╭──

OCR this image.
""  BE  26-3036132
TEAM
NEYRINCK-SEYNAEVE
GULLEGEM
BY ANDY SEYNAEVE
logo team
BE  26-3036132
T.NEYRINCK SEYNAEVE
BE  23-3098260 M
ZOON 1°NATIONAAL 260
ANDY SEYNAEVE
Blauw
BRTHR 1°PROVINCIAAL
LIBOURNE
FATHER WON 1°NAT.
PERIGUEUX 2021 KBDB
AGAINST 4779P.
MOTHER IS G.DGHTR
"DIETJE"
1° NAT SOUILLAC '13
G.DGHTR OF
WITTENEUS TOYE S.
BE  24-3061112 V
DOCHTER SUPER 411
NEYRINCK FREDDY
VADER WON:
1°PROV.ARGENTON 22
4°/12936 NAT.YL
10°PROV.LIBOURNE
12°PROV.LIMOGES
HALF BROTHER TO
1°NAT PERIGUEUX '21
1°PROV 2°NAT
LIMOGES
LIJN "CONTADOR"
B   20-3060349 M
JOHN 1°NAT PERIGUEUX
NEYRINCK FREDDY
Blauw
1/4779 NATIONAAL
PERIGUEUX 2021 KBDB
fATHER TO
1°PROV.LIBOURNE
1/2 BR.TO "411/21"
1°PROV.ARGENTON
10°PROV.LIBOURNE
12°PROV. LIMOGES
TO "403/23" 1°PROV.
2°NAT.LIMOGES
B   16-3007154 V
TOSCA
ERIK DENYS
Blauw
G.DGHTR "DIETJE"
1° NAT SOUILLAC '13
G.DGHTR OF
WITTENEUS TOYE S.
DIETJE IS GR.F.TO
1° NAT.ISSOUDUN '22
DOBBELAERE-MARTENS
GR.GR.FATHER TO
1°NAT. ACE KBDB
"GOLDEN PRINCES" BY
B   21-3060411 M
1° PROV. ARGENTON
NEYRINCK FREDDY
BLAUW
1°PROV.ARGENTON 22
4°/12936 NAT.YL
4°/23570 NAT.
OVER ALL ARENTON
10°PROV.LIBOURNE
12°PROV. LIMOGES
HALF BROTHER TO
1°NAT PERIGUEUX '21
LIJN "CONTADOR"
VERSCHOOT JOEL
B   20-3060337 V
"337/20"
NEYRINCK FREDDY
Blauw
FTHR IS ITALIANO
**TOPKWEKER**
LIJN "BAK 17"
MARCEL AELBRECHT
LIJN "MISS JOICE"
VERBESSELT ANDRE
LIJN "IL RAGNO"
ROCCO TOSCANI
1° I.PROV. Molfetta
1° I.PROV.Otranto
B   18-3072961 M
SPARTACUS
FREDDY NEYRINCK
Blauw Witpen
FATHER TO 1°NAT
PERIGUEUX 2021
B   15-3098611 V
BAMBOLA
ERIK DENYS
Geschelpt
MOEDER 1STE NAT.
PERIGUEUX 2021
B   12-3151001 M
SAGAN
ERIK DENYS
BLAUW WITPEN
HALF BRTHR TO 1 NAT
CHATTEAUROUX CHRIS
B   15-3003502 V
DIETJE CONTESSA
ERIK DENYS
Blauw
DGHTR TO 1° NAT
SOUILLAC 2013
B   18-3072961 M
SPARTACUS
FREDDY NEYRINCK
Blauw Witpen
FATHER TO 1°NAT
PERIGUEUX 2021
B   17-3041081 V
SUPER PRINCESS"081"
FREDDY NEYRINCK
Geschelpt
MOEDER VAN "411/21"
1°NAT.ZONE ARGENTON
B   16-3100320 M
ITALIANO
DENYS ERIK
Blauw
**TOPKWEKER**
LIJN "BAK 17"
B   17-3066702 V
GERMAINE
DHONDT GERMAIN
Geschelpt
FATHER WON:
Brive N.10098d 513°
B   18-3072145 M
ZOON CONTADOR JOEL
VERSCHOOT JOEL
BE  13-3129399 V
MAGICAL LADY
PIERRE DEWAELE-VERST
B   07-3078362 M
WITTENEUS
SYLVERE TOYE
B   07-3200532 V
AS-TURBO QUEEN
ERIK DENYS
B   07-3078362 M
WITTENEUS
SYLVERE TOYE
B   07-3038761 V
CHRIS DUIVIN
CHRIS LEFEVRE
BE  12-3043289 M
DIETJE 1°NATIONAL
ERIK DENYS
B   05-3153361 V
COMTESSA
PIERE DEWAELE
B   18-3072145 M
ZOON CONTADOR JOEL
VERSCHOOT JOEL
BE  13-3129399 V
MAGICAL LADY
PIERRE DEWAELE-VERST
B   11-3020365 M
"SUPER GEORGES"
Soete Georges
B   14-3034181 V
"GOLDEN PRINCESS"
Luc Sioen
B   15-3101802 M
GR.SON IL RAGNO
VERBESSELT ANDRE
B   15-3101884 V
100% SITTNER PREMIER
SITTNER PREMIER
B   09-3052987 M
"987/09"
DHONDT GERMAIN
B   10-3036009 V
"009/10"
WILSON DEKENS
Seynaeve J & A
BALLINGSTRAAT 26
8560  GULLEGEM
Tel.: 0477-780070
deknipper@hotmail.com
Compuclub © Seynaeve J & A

╰──

- **What to work on**: Return all the lines that contain the string "PRINCESS".

- **Complete response**:
SUPER PRINCESS"081"
"GOLDEN PRINCESS"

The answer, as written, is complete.